▸ **The input**
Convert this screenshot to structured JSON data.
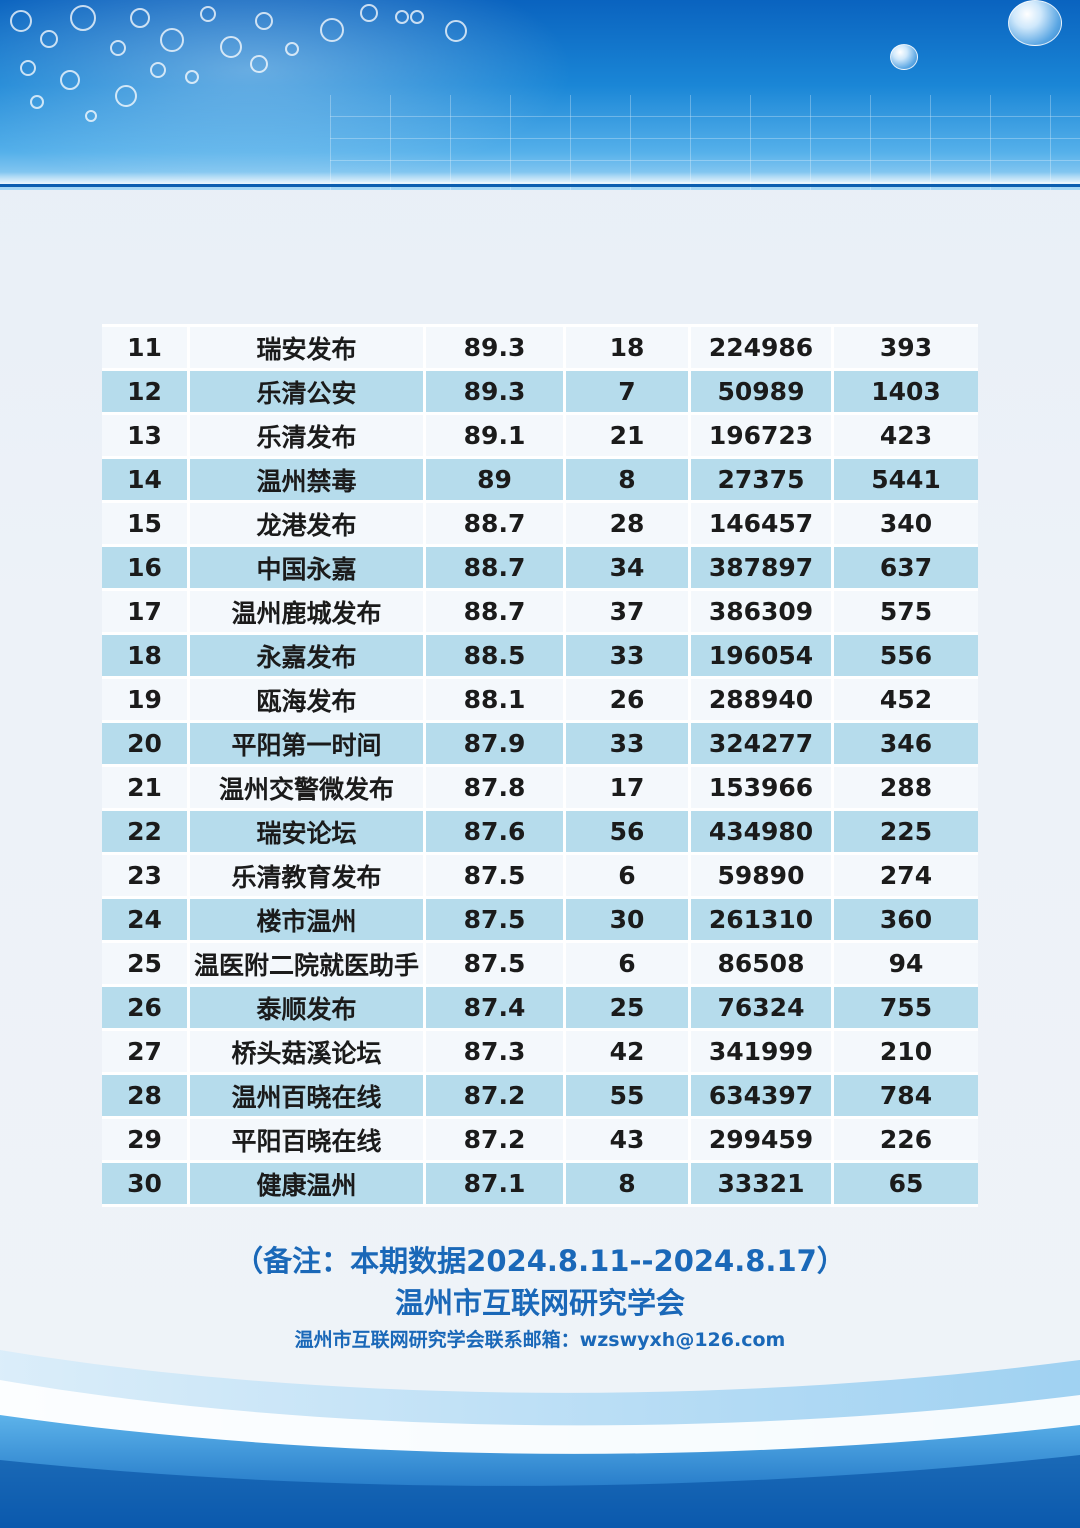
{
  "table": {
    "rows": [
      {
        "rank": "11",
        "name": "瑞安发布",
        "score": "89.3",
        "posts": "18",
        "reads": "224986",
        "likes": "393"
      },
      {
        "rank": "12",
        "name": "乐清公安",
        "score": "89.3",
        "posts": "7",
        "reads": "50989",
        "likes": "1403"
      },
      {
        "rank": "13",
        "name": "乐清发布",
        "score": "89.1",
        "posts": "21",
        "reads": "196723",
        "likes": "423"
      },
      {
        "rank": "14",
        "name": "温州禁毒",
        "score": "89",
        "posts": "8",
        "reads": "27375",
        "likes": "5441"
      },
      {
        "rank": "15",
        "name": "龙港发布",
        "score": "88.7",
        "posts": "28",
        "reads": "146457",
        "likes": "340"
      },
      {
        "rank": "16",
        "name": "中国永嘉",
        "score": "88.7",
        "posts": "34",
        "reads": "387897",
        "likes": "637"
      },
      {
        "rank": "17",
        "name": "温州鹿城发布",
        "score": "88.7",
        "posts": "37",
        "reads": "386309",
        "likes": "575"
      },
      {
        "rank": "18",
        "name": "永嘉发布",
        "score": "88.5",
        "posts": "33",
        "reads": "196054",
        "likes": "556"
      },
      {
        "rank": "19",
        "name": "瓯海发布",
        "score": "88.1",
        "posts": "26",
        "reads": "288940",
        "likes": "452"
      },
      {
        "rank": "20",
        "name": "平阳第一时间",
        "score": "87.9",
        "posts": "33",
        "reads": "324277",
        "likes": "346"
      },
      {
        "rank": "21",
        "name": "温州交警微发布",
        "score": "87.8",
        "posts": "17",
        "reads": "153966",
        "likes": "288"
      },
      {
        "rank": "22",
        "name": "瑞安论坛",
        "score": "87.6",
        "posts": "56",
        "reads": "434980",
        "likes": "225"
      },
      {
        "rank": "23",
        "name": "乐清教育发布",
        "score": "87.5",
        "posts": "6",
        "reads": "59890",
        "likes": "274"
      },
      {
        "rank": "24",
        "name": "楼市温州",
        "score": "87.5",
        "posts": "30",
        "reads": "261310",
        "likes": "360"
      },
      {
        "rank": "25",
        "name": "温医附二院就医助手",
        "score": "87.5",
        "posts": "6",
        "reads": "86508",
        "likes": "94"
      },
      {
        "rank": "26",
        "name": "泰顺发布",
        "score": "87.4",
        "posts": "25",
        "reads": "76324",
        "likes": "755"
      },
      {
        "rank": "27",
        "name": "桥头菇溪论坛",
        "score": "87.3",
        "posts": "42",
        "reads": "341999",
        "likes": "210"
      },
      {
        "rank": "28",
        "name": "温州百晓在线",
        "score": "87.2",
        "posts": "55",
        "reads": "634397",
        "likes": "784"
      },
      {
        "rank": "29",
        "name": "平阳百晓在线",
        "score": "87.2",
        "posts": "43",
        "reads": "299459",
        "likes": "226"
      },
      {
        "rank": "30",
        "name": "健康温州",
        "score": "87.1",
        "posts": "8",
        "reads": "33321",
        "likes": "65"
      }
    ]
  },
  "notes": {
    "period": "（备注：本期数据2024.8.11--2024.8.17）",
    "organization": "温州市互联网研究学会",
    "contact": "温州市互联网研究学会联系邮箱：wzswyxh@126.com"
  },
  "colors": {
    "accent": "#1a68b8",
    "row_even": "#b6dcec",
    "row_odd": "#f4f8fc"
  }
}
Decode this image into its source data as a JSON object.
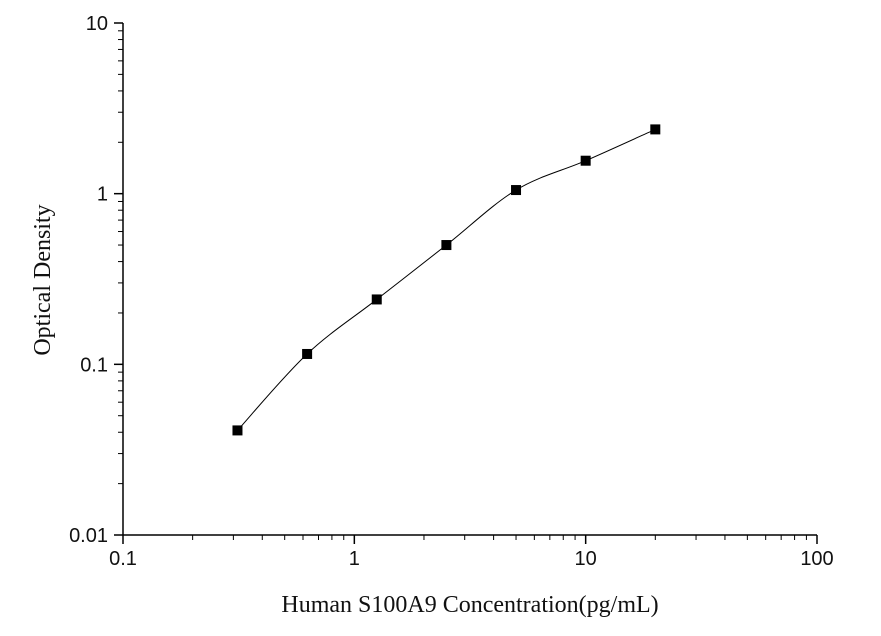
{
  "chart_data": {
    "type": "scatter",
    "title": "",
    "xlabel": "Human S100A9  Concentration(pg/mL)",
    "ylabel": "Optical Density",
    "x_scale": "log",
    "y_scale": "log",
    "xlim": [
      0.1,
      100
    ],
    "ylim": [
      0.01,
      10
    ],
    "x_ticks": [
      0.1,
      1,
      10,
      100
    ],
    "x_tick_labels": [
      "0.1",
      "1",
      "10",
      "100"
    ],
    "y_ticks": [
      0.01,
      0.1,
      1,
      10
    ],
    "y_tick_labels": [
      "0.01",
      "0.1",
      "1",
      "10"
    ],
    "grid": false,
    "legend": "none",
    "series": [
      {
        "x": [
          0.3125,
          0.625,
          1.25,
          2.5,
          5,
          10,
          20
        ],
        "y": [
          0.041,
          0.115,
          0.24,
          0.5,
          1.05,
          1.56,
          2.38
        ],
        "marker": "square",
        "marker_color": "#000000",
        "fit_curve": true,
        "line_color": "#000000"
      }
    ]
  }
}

▸ **What is required**
Identify each line containing the string "JSON" and copy it out.

▸ **Answer to the problem**
Convert this screenshot to structured JSON data.
Decode this image into its source data as a JSON object.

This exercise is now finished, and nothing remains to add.